**Aim of the task:** Leave out the pictures and transcribe the rest of the records exactly.
· · ·
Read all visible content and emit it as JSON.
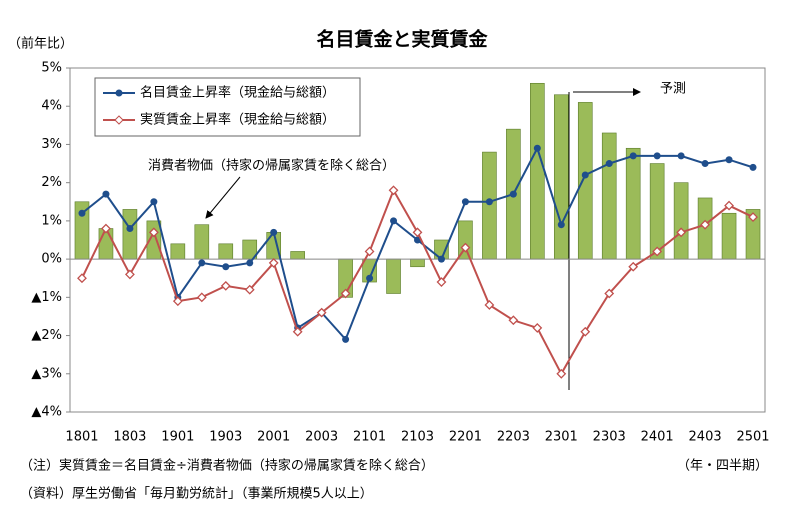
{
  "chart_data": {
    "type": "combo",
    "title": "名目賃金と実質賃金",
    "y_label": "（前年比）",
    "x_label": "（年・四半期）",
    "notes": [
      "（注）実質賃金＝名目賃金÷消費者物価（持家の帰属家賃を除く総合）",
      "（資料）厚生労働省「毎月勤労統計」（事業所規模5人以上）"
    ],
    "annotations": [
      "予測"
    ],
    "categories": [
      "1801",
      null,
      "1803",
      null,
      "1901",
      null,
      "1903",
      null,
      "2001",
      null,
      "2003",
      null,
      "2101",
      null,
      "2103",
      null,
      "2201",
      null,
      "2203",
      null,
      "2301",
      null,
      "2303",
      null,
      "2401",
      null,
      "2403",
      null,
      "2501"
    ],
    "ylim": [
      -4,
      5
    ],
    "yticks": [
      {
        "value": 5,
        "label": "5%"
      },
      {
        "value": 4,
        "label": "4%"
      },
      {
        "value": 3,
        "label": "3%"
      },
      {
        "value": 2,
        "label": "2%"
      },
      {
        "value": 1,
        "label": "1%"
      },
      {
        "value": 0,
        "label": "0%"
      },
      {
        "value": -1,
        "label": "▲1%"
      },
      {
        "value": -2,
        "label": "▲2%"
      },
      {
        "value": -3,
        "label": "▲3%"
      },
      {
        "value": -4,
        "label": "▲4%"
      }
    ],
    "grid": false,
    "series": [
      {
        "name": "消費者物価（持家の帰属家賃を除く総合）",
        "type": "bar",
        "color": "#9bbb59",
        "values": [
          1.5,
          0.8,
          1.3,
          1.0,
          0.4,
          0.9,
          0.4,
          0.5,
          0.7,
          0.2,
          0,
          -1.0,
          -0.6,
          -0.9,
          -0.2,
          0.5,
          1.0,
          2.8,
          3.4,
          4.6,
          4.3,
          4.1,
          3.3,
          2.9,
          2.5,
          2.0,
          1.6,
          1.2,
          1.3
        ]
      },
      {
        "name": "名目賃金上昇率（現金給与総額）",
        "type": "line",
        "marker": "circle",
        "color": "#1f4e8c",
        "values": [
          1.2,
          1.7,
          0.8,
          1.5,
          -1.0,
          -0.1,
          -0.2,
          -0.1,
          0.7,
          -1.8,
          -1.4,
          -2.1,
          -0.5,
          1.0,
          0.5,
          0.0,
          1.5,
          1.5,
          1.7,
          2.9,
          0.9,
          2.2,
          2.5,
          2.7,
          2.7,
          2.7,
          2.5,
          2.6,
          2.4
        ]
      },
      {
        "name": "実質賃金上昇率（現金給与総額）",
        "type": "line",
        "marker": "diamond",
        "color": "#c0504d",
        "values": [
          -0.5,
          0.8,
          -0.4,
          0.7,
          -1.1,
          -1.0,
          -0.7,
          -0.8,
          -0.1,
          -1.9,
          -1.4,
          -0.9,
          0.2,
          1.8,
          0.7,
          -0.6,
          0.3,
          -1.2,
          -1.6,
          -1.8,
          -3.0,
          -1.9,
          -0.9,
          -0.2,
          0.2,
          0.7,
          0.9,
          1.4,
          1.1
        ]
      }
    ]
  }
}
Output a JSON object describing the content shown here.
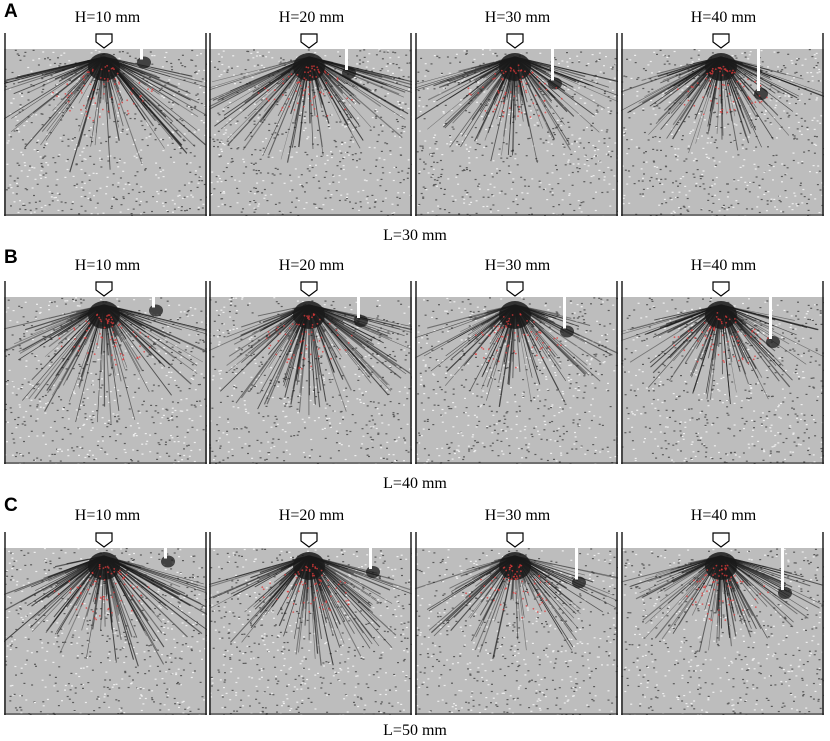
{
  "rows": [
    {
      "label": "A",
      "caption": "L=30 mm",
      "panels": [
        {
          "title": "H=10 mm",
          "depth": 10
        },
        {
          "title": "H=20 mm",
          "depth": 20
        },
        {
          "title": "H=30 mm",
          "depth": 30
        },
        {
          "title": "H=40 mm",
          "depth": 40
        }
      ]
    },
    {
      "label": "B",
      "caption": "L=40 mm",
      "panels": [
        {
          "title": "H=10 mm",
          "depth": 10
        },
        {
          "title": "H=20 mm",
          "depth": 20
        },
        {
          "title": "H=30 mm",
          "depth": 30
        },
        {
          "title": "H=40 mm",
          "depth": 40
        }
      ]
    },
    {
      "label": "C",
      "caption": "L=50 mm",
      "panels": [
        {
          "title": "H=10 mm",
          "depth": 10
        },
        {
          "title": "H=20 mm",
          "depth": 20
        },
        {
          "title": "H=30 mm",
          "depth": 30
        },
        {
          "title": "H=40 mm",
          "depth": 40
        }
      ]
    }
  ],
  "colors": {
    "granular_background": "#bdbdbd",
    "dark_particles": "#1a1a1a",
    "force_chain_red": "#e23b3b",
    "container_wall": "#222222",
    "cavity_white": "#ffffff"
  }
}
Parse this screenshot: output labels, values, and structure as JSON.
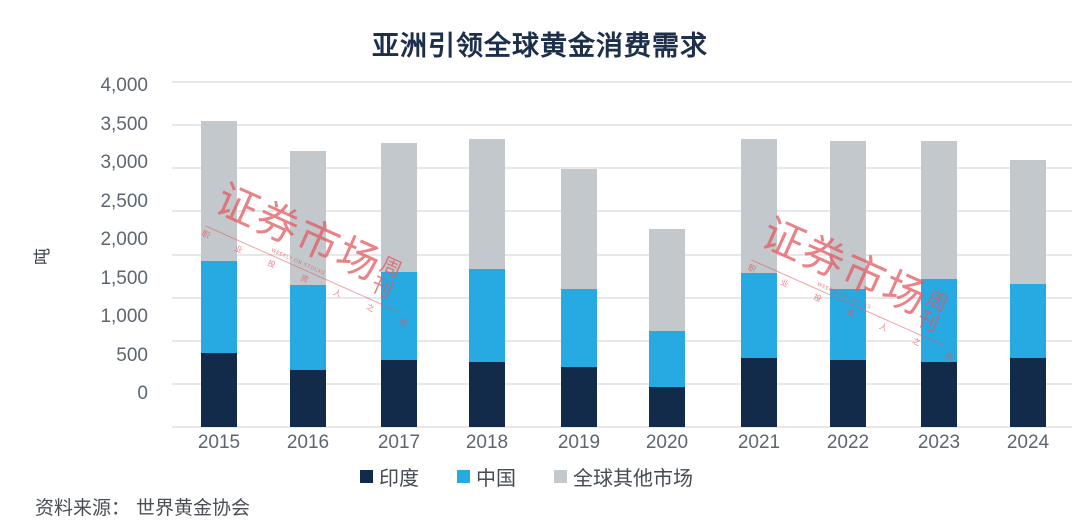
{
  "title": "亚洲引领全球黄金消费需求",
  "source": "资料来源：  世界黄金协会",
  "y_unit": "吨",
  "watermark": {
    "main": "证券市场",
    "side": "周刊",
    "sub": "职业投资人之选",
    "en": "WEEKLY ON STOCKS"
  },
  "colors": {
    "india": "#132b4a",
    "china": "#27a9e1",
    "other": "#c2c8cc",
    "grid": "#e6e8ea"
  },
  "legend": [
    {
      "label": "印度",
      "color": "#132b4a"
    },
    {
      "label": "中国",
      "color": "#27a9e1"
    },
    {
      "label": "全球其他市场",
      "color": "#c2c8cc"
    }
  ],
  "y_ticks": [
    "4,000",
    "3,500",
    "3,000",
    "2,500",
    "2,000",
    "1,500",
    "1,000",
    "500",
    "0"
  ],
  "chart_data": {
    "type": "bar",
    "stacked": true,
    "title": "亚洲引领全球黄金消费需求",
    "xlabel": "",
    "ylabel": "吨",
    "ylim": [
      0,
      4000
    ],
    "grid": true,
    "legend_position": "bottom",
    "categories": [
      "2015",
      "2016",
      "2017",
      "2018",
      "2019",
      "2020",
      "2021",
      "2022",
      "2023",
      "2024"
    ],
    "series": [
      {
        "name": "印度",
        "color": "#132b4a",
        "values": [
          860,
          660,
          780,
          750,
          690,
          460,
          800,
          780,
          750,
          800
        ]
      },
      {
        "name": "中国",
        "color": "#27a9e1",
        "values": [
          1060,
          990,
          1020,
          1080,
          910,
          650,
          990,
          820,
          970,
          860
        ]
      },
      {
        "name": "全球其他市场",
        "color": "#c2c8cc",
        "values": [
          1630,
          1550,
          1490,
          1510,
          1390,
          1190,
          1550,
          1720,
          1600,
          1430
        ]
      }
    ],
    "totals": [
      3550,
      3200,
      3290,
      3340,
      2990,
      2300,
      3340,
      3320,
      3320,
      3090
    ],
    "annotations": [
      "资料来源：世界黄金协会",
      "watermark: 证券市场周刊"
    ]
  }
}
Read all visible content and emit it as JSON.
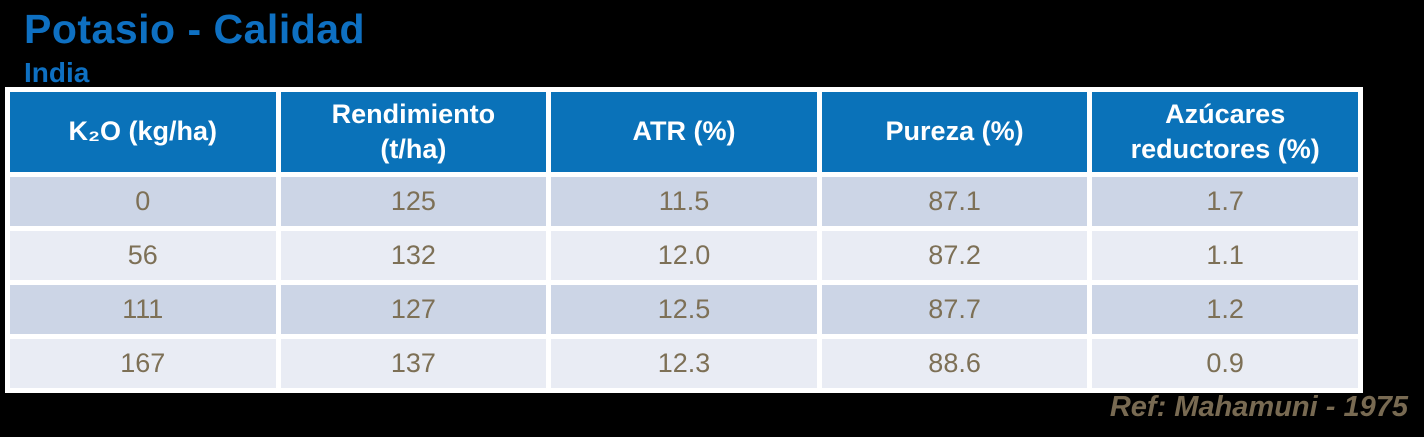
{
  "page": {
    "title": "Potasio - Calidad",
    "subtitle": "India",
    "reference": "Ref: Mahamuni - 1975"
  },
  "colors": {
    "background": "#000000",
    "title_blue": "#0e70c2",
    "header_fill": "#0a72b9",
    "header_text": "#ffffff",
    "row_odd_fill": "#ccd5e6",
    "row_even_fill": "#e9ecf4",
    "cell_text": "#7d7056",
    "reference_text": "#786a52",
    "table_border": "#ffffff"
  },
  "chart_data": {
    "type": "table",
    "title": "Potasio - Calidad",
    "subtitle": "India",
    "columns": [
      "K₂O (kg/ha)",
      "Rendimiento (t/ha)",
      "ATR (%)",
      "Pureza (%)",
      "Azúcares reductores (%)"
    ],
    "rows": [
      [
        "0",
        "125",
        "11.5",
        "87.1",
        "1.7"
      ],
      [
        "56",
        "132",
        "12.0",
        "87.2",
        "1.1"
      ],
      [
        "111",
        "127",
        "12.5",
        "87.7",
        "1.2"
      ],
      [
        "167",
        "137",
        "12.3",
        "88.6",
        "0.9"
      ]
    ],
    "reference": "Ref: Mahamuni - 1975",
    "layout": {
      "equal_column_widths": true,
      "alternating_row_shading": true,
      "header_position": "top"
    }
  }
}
· · ·
**Response to this exercise:**
Read all visible content and emit it as JSON.
{
  "chart_data": {
    "type": "combo",
    "title": "名目賃金と実質賃金",
    "y_label": "（前年比）",
    "x_label": "（年・四半期）",
    "notes": [
      "（注）実質賃金＝名目賃金÷消費者物価（持家の帰属家賃を除く総合）",
      "（資料）厚生労働省「毎月勤労統計」（事業所規模5人以上）"
    ],
    "annotations": [
      "予測"
    ],
    "categories": [
      "1801",
      null,
      "1803",
      null,
      "1901",
      null,
      "1903",
      null,
      "2001",
      null,
      "2003",
      null,
      "2101",
      null,
      "2103",
      null,
      "2201",
      null,
      "2203",
      null,
      "2301",
      null,
      "2303",
      null,
      "2401",
      null,
      "2403",
      null,
      "2501"
    ],
    "ylim": [
      -4,
      5
    ],
    "yticks": [
      {
        "value": 5,
        "label": "5%"
      },
      {
        "value": 4,
        "label": "4%"
      },
      {
        "value": 3,
        "label": "3%"
      },
      {
        "value": 2,
        "label": "2%"
      },
      {
        "value": 1,
        "label": "1%"
      },
      {
        "value": 0,
        "label": "0%"
      },
      {
        "value": -1,
        "label": "▲1%"
      },
      {
        "value": -2,
        "label": "▲2%"
      },
      {
        "value": -3,
        "label": "▲3%"
      },
      {
        "value": -4,
        "label": "▲4%"
      }
    ],
    "grid": false,
    "series": [
      {
        "name": "消費者物価（持家の帰属家賃を除く総合）",
        "type": "bar",
        "color": "#9bbb59",
        "values": [
          1.5,
          0.8,
          1.3,
          1.0,
          0.4,
          0.9,
          0.4,
          0.5,
          0.7,
          0.2,
          0,
          -1.0,
          -0.6,
          -0.9,
          -0.2,
          0.5,
          1.0,
          2.8,
          3.4,
          4.6,
          4.3,
          4.1,
          3.3,
          2.9,
          2.5,
          2.0,
          1.6,
          1.2,
          1.3
        ]
      },
      {
        "name": "名目賃金上昇率（現金給与総額）",
        "type": "line",
        "marker": "circle",
        "color": "#1f4e8c",
        "values": [
          1.2,
          1.7,
          0.8,
          1.5,
          -1.0,
          -0.1,
          -0.2,
          -0.1,
          0.7,
          -1.8,
          -1.4,
          -2.1,
          -0.5,
          1.0,
          0.5,
          0.0,
          1.5,
          1.5,
          1.7,
          2.9,
          0.9,
          2.2,
          2.5,
          2.7,
          2.7,
          2.7,
          2.5,
          2.6,
          2.4
        ]
      },
      {
        "name": "実質賃金上昇率（現金給与総額）",
        "type": "line",
        "marker": "diamond",
        "color": "#c0504d",
        "values": [
          -0.5,
          0.8,
          -0.4,
          0.7,
          -1.1,
          -1.0,
          -0.7,
          -0.8,
          -0.1,
          -1.9,
          -1.4,
          -0.9,
          0.2,
          1.8,
          0.7,
          -0.6,
          0.3,
          -1.2,
          -1.6,
          -1.8,
          -3.0,
          -1.9,
          -0.9,
          -0.2,
          0.2,
          0.7,
          0.9,
          1.4,
          1.1
        ]
      }
    ]
  }
}
Output a JSON object describing the content shown here.
{
  "rows": [
    {
      "label": "A",
      "caption": "L=30 mm",
      "panels": [
        {
          "title": "H=10 mm",
          "depth": 10
        },
        {
          "title": "H=20 mm",
          "depth": 20
        },
        {
          "title": "H=30 mm",
          "depth": 30
        },
        {
          "title": "H=40 mm",
          "depth": 40
        }
      ]
    },
    {
      "label": "B",
      "caption": "L=40 mm",
      "panels": [
        {
          "title": "H=10 mm",
          "depth": 10
        },
        {
          "title": "H=20 mm",
          "depth": 20
        },
        {
          "title": "H=30 mm",
          "depth": 30
        },
        {
          "title": "H=40 mm",
          "depth": 40
        }
      ]
    },
    {
      "label": "C",
      "caption": "L=50 mm",
      "panels": [
        {
          "title": "H=10 mm",
          "depth": 10
        },
        {
          "title": "H=20 mm",
          "depth": 20
        },
        {
          "title": "H=30 mm",
          "depth": 30
        },
        {
          "title": "H=40 mm",
          "depth": 40
        }
      ]
    }
  ],
  "colors": {
    "granular_background": "#bdbdbd",
    "dark_particles": "#1a1a1a",
    "force_chain_red": "#e23b3b",
    "container_wall": "#222222",
    "cavity_white": "#ffffff"
  }
}
Parse this screenshot: output labels, values, and structure as JSON.
{
  "title": "亚洲引领全球黄金消费需求",
  "source": "资料来源：  世界黄金协会",
  "y_unit": "吨",
  "watermark": {
    "main": "证券市场",
    "side": "周刊",
    "sub": "职业投资人之选",
    "en": "WEEKLY ON STOCKS"
  },
  "colors": {
    "india": "#132b4a",
    "china": "#27a9e1",
    "other": "#c2c8cc",
    "grid": "#e6e8ea"
  },
  "legend": [
    {
      "label": "印度",
      "color": "#132b4a"
    },
    {
      "label": "中国",
      "color": "#27a9e1"
    },
    {
      "label": "全球其他市场",
      "color": "#c2c8cc"
    }
  ],
  "y_ticks": [
    "4,000",
    "3,500",
    "3,000",
    "2,500",
    "2,000",
    "1,500",
    "1,000",
    "500",
    "0"
  ],
  "chart_data": {
    "type": "bar",
    "stacked": true,
    "title": "亚洲引领全球黄金消费需求",
    "xlabel": "",
    "ylabel": "吨",
    "ylim": [
      0,
      4000
    ],
    "grid": true,
    "legend_position": "bottom",
    "categories": [
      "2015",
      "2016",
      "2017",
      "2018",
      "2019",
      "2020",
      "2021",
      "2022",
      "2023",
      "2024"
    ],
    "series": [
      {
        "name": "印度",
        "color": "#132b4a",
        "values": [
          860,
          660,
          780,
          750,
          690,
          460,
          800,
          780,
          750,
          800
        ]
      },
      {
        "name": "中国",
        "color": "#27a9e1",
        "values": [
          1060,
          990,
          1020,
          1080,
          910,
          650,
          990,
          820,
          970,
          860
        ]
      },
      {
        "name": "全球其他市场",
        "color": "#c2c8cc",
        "values": [
          1630,
          1550,
          1490,
          1510,
          1390,
          1190,
          1550,
          1720,
          1600,
          1430
        ]
      }
    ],
    "totals": [
      3550,
      3200,
      3290,
      3340,
      2990,
      2300,
      3340,
      3320,
      3320,
      3090
    ],
    "annotations": [
      "资料来源：世界黄金协会",
      "watermark: 证券市场周刊"
    ]
  }
}
Read all visible content and emit it as JSON.
{
  "page": {
    "title": "Potasio - Calidad",
    "subtitle": "India",
    "reference": "Ref: Mahamuni - 1975"
  },
  "colors": {
    "background": "#000000",
    "title_blue": "#0e70c2",
    "header_fill": "#0a72b9",
    "header_text": "#ffffff",
    "row_odd_fill": "#ccd5e6",
    "row_even_fill": "#e9ecf4",
    "cell_text": "#7d7056",
    "reference_text": "#786a52",
    "table_border": "#ffffff"
  },
  "chart_data": {
    "type": "table",
    "title": "Potasio - Calidad",
    "subtitle": "India",
    "columns": [
      "K₂O (kg/ha)",
      "Rendimiento (t/ha)",
      "ATR (%)",
      "Pureza (%)",
      "Azúcares reductores (%)"
    ],
    "rows": [
      [
        "0",
        "125",
        "11.5",
        "87.1",
        "1.7"
      ],
      [
        "56",
        "132",
        "12.0",
        "87.2",
        "1.1"
      ],
      [
        "111",
        "127",
        "12.5",
        "87.7",
        "1.2"
      ],
      [
        "167",
        "137",
        "12.3",
        "88.6",
        "0.9"
      ]
    ],
    "reference": "Ref: Mahamuni - 1975",
    "layout": {
      "equal_column_widths": true,
      "alternating_row_shading": true,
      "header_position": "top"
    }
  }
}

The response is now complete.